That goes back to what I was saying about using the post; you do not write an envelope and stick a stamp on it to send something unless you really mean to do it. Overall, if we are going to be successful in managing biometric data in e-mails and in stopping abuse, we need to have much more emphasis on human usage and teaching people how to do it.

Professor Black: It is about human education. We run a course with our students, and it is amazing when you go online exactly what you can find out about them; they are shocked that you can retrieve all that information about them. It is because they have almost a laissez-faire willingness to share everything and anything. There is a public education element as well. It is not just a nefarious use of information: it is a glib and laissez-faire approach.


Q27   David Tredinnick: Correct me if I am wrong, but I think the hackers who got into the celebrity websites looked at all the likely passwords that people would use—dates of birth, name of dog, name of street, all the simple things—which was clearly their downfall.

We went to the forensic labs when I had just joined the Committee. I remember poignantly our forensic experts saying how essential it is that people use obscure passwords. It is fundamental, but people are not doing it. A lot of this is just human nature, us being lazy. When we went into Libya, there were some special forces who were captured, and they had their passcodes for computers on them. That was absolutely against their training, and it caused all sorts of problems. I am not saying that they were ours, but it was a country’s special forces.

Professor Black: It is about the fact that, on a day-to-day basis, we want to gain access and do not want to be inconvenienced. I can barely remember one password, let alone three, four or five. We become lazy and careless. It is a trade-off that the public often make to ensure that they gain access to do what they want to do. We know that we should not do it, but we all do.

(Supplied material)
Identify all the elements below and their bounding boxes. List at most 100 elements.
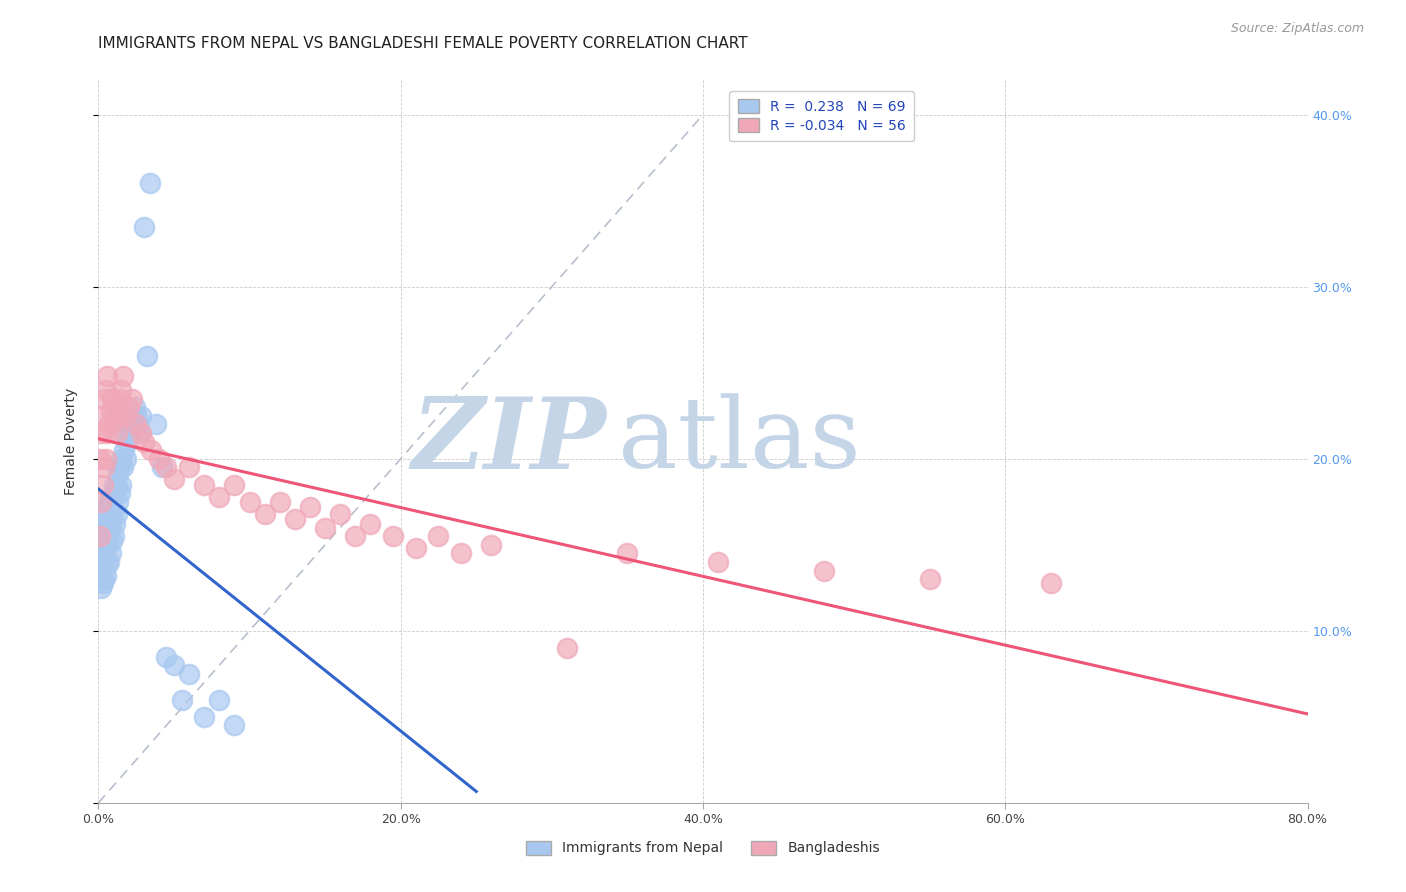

(Required task)
Can you retype the stretch of the committee testimony text from "That goes back" through "and laissez-faire approach." with no changes? The data plays no part in this work.

(Solution)
That goes back to what I was saying about using the post; you do not write an envelope and stick a stamp on it to send something unless you really mean to do it. Overall, if we are going to be successful in managing biometric data in e-mails and in stopping abuse, we need to have much more emphasis on human usage and teaching people how to do it.

Professor Black: It is about human education. We run a course with our students, and it is amazing when you go online exactly what you can find out about them; they are shocked that you can retrieve all that information about them. It is because they have almost a laissez-faire willingness to share everything and anything. There is a public education element as well. It is not just a nefarious use of information: it is a glib and laissez-faire approach.